Rewrite the conference notes starting with "ASA Conference on" and going on through "on Statistical Practice.", replacing "Conference on Statistical Practice" with "CSP" each time it appears.

## BEGIN Selected passage

ASA Conference on Statistical Practice 2018, Friday 6 of 6, Additional Sessions I Wish I'd Attended
Highlights from Conference on Statistical Practice.
Friday 2/16/2018
- 8:00 AM Keynote Address & 9:15 AM Working with Messy Data
- 11:00 AM Streamlining Your Work Using (Shiny) Apps
- 2:00 PM Data Mining Algorithms / Presenting and Storytelling
- 3:45 PM Working with Health Care Data
- Posters I Wish I’d Seen
- Additional Sessions I Wish I’d Attended
Saturday 2/17/2018
- 9:15 AM Poster Session 3 / Survival Analysis v. ‘Survival’ Analysis
- 11:00 AM Causal Inference
- 2:00 PM Deploying Quantitative Models as ‘Visuals’ in Popular Data Visualization Platforms
- Additional Sessions I Wish I’d Attended
Sessions I Wish I’d Attended, Slides Reviewed in Retrospect
What Does It Take for an Organization to Make Difficult Information-Based Decisions? Using the Oregon Department of Forestry’s RipStream Project as a Case Study Jeremy Groom, Groom Analytics
Problem: if data suggests a course of action vested interests don’t want to take, how can it still be taken?
Heard this session was one of the most interactive of the conference. He discussed a case where data implied a hard decision needed to be made, with a lot of stakeholders on both sides. His process of handling these situations sounds nuanced and he shares a lot of lessons learned from this work. I especially like his advice for working with stakeholders:
- Individuals matter
- Frequent communication + transparency + fairness = trust
- Getting feedback before analyses may increase buy-in
- Setting groundwork for next project
Some other useful reminders to me anyway:
- Small successes help with morale
- Shield tech staff from politics
- Courage to have difficult conversations
- Provide room to fail, suspend disbelief
- Own the findings
- Retain dedicated staff
- Decision-makers want decision space (Bite-sized decisions)
I like this simple layout of costs and benefits of action and no action - takes some of the emotion out of it and lays all cards on the table.
Developing and Delegating: Two Key Strategies to Master as a Technical Leader Diahanna L. Post, Nielsen, Columbia University
Problem: leaders of technical teams have additional challenges to best use their technical talent and these skills don’t happen automatically. Technical people who are new leaders of technical teams have a daunting set of soft skills needed to manage a team. Which ones could they focus on?

## END Selected passage
## BEGIN Data listing

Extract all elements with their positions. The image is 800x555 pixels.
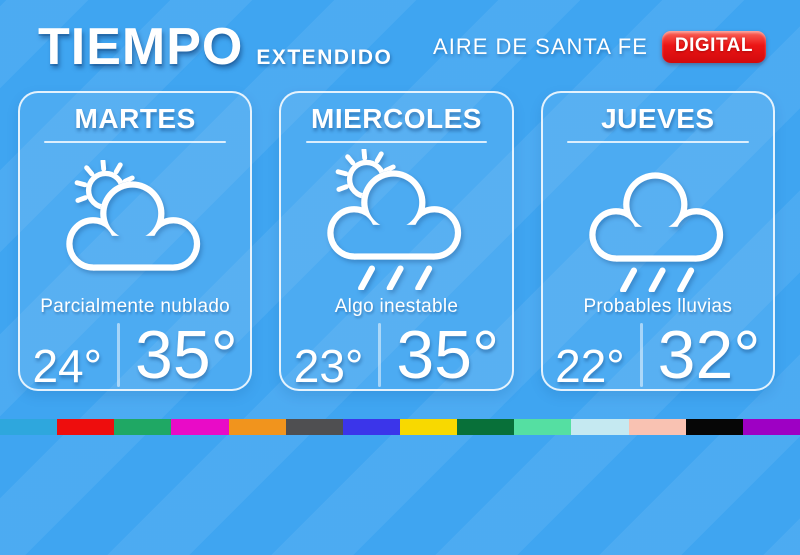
day-title: JUEVES: [601, 103, 715, 134]
palette-swatch: [742, 419, 800, 435]
palette-swatch: [342, 419, 400, 435]
forecast-cards: MARTES: [0, 91, 800, 391]
max-temperature: 35°: [396, 317, 500, 393]
palette-swatch: [0, 419, 58, 435]
temperature-row: 24° 35°: [32, 321, 237, 389]
rain-icon: [581, 150, 734, 292]
min-temperature: 23°: [293, 340, 364, 392]
palette-swatch: [114, 419, 172, 435]
condition-label: Algo inestable: [334, 296, 459, 317]
condition-label: Parcialmente nublado: [40, 296, 231, 317]
weather-icon-wrap: [320, 144, 473, 295]
show-title: TIEMPO: [38, 18, 244, 76]
cloud-icon: [320, 148, 473, 290]
forecast-card: MARTES: [18, 91, 253, 391]
rain-drops-icon: [358, 265, 433, 290]
palette-swatch: [285, 419, 343, 435]
title-divider: [566, 140, 749, 143]
digital-badge: DIGITAL: [661, 31, 766, 63]
color-palette-bar: [0, 419, 800, 435]
weather-icon-wrap: [59, 144, 212, 301]
temperature-divider: [378, 323, 382, 387]
palette-swatch: [228, 419, 286, 435]
sun-rain-icon: [320, 148, 473, 290]
title-divider: [44, 140, 227, 143]
palette-swatch: [571, 419, 629, 435]
rain-drops-icon: [619, 267, 694, 292]
title-divider: [305, 140, 488, 143]
cloud-icon: [581, 150, 734, 292]
palette-swatch: [628, 419, 686, 435]
partly-cloudy-icon: [59, 159, 212, 301]
weather-icon-wrap: [581, 144, 734, 295]
day-title: MIERCOLES: [311, 103, 482, 134]
min-temperature: 24°: [32, 340, 103, 392]
palette-swatch: [171, 419, 229, 435]
show-title-group: TIEMPO EXTENDIDO: [38, 21, 392, 73]
palette-swatch: [685, 419, 743, 435]
max-temperature: 35°: [135, 317, 238, 393]
temperature-row: 23° 35°: [294, 321, 499, 389]
cloud-icon: [59, 159, 212, 301]
forecast-card: MIERCOLES: [279, 91, 514, 391]
brand-name: AIRE DE SANTA FE: [433, 34, 648, 59]
temperature-divider: [639, 323, 643, 387]
forecast-card: JUEVES: [540, 91, 775, 391]
palette-swatch: [57, 419, 115, 435]
min-temperature: 22°: [555, 340, 625, 392]
palette-swatch: [457, 419, 515, 435]
palette-swatch: [399, 419, 458, 435]
header: TIEMPO EXTENDIDO AIRE DE SANTA FE DIGITA…: [0, 0, 800, 90]
condition-label: Probables lluvias: [583, 296, 733, 317]
show-subtitle: EXTENDIDO: [256, 46, 393, 69]
brand-group: AIRE DE SANTA FE DIGITAL: [433, 31, 766, 63]
temperature-row: 22° 32°: [555, 321, 760, 389]
day-title: MARTES: [74, 103, 196, 134]
temperature-divider: [117, 323, 121, 387]
palette-swatch: [514, 419, 572, 435]
max-temperature: 32°: [657, 317, 761, 393]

## END Data listing

** Expected output **
ASA CSP 2018, Friday 6 of 6, Additional Sessions I Wish I'd Attended
Highlights from CSP.